Where a line of the material contains the string "name", copy that line.

###

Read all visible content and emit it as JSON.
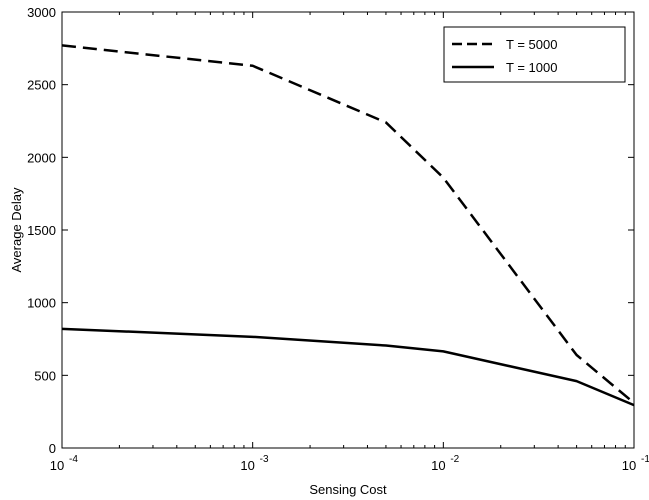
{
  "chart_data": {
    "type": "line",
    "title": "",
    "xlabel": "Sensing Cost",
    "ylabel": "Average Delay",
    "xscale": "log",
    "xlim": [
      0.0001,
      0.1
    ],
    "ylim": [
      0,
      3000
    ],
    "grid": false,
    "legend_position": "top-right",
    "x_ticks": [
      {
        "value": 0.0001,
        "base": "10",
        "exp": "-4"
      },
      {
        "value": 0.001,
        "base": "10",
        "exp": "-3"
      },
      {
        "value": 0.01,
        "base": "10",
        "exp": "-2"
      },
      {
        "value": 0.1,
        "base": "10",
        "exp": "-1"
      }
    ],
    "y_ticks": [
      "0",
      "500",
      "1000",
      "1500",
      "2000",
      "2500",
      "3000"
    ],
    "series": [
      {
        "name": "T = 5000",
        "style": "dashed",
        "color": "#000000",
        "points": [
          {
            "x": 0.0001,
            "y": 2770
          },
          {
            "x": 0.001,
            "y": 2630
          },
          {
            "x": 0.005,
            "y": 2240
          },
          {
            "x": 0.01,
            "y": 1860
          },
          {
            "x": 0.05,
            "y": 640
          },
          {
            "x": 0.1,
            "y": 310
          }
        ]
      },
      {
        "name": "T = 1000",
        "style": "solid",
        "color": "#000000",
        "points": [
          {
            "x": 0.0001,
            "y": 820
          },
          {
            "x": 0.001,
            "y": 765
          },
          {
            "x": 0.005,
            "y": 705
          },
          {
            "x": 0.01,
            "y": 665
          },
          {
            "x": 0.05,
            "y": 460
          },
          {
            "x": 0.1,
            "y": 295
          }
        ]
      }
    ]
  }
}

###

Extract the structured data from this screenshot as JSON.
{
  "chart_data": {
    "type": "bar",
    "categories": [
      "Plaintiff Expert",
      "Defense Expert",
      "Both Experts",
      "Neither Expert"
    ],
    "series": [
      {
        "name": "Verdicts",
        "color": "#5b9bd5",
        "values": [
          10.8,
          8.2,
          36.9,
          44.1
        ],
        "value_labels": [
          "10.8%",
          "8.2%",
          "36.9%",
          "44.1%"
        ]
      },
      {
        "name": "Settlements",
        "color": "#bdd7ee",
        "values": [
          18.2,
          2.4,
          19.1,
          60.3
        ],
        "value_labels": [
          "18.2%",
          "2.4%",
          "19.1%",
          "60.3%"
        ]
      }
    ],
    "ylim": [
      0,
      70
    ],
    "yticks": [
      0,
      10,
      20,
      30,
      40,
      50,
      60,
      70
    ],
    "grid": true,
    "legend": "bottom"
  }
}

###

*FINISHED EXERCISE*
        "name": "T = 5000",
        "name": "T = 1000",
        "name": "Verdicts",
        "name": "Settlements",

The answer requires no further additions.